How many companies trade for two years then opt out??????

There are many theories as to why something simple won't be done to stop it. My own is that HMRC treat it like bankrupcy. If they think they can't get any money go for the business that they can - oops back where we started.

"What a stupid comment you make"    2 thanks

Lears' Fool | | Permalink

John,

I have read it again and I am happy to agree to disagree on this one I think.

you are right.    1 thanks

The Black Knight | | Permalink

johnjenkins wrote:

How many companies trade for two years then opt out??????

There are many theories as to why something simple won't be done to stop it. My own is that HMRC treat it like bankrupcy. If they think they can't get any money go for the business that they can - oops back where we started.

you are right.

Some when you check are on their tenth or eleventh company (no accounts no tax) if only they had been clever and realised they could have run ten concurrently They could have stolen ten times as much.

but if there's no enforcement then it works every time.

The fact is HMRC are bloody useless

The enquiries I have seen recently both during and the aftermath indicate HMRC do not know what they are doing, pick the wrong cases argue futile points which they can't justify, conduct poor enquiries and when they get a live one miss most of the missing tax. It really is quite shameful.

***

◆ EXERCISE REQUIREMENTS:
A: Print the passage of the HMRC forum thread starting at "The fact is" and ending at "is quite shameful.".
B: Carry on the HMRC forum thread from the point where it stops.
You won't need the records.

[Layout dataset records]
***

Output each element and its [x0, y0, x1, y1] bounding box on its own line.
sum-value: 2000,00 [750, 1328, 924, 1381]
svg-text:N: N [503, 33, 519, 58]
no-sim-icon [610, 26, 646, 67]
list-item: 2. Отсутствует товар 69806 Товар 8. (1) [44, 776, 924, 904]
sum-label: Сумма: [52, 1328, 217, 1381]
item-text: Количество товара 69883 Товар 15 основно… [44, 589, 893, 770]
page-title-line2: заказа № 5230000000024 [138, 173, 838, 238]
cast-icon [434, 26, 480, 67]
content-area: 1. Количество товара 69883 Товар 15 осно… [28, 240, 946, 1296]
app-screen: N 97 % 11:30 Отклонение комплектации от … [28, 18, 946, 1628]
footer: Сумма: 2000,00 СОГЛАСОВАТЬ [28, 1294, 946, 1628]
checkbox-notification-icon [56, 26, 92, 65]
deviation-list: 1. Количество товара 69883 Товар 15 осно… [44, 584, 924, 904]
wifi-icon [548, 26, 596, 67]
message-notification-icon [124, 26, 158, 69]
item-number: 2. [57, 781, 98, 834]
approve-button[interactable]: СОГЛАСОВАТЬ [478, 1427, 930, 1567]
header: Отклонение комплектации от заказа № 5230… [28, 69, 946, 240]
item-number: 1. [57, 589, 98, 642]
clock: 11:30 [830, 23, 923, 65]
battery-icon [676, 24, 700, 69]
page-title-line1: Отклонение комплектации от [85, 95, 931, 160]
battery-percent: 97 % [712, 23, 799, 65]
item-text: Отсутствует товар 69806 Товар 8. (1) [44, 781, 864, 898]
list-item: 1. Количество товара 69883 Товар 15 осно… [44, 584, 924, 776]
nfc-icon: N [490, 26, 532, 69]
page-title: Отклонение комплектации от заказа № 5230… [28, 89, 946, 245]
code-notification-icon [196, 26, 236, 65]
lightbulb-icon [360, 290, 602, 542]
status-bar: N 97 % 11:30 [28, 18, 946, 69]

***

◆ TASK RESPONSES:
A:
The fact is HMRC are bloody useless

The enquiries I have seen recently both during and the aftermath indicate HMRC do not know what they are doing, pick the wrong cases argue futile points which they can't justify, conduct poor enquiries and when they get a live one miss most of the missing tax. It really is quite shameful.

B:
johnjenkins's picture

@Lears' Fool    1 thanks

johnjenkins | | Permalink

[What a stupid comment you make. I quote

Even if HMRC does not get much tax the campaigns etc will prove a deterrent as more people will have the "fear" factor which has been lost in the past 10 years.] 

To me that is quite clear. Have you never made a stupid comment? I know I have and, no doubt will continue to make them.

Do we really want to "fear" HMRC so that every tax payer says "Oh HMRC said I've got to pay so it must be right". Do you honestly think that the people getting away with fiddling and paying no tax etc. would ever "fear" HMRC or any other organisation?

HMRC spend too much time on the small fry (easy targets - frightened tax payers etc.) so the real evaders get away with it.

Stupid not stupid at all.    1 thanks

Jim100 | | Permalink

John

We all have opinions good and bad but none of us would patronise fellow accountants by labelling it - stupid. I don't think the comment was stupid at all - you just disagreed with it which is perfectly fine.   Thanks Lear's fool

I stand by my comments that HMRC have been under-resourced and therefore weak hence many have decided its upto HMRC to catch them.  If I know the probability of getting caught is high then I wouldn't you think twice of avoiding paying tax ? 

Some have blatantly decided not to pay tax and we know the black economy is huge and for some its just ignorance.  A more powerful HMRC should encourage more to put their tax affairs in order otherwise some disorganised individuals without accountants will just make the same error time and time again 

Only now the government due to partly the huge debt has started to put pressure on HMRC hence the increase in surveillance which is not a bad thing.  When I pay my taxes but then I see other people not paying taxes then it does make me so angry. We all come across clients that do not pay taxes and personally I try to make sure they do.  

I have dealt with tax authorities in many other countries e,g US, Russia, Turkey and they are far tougher than HMRC.   Of course we will all get unreasonable investigations and curse HMRC for being too aggressive but again you will get horrible people in every walk of life but doesn't mean the rest are horrible too.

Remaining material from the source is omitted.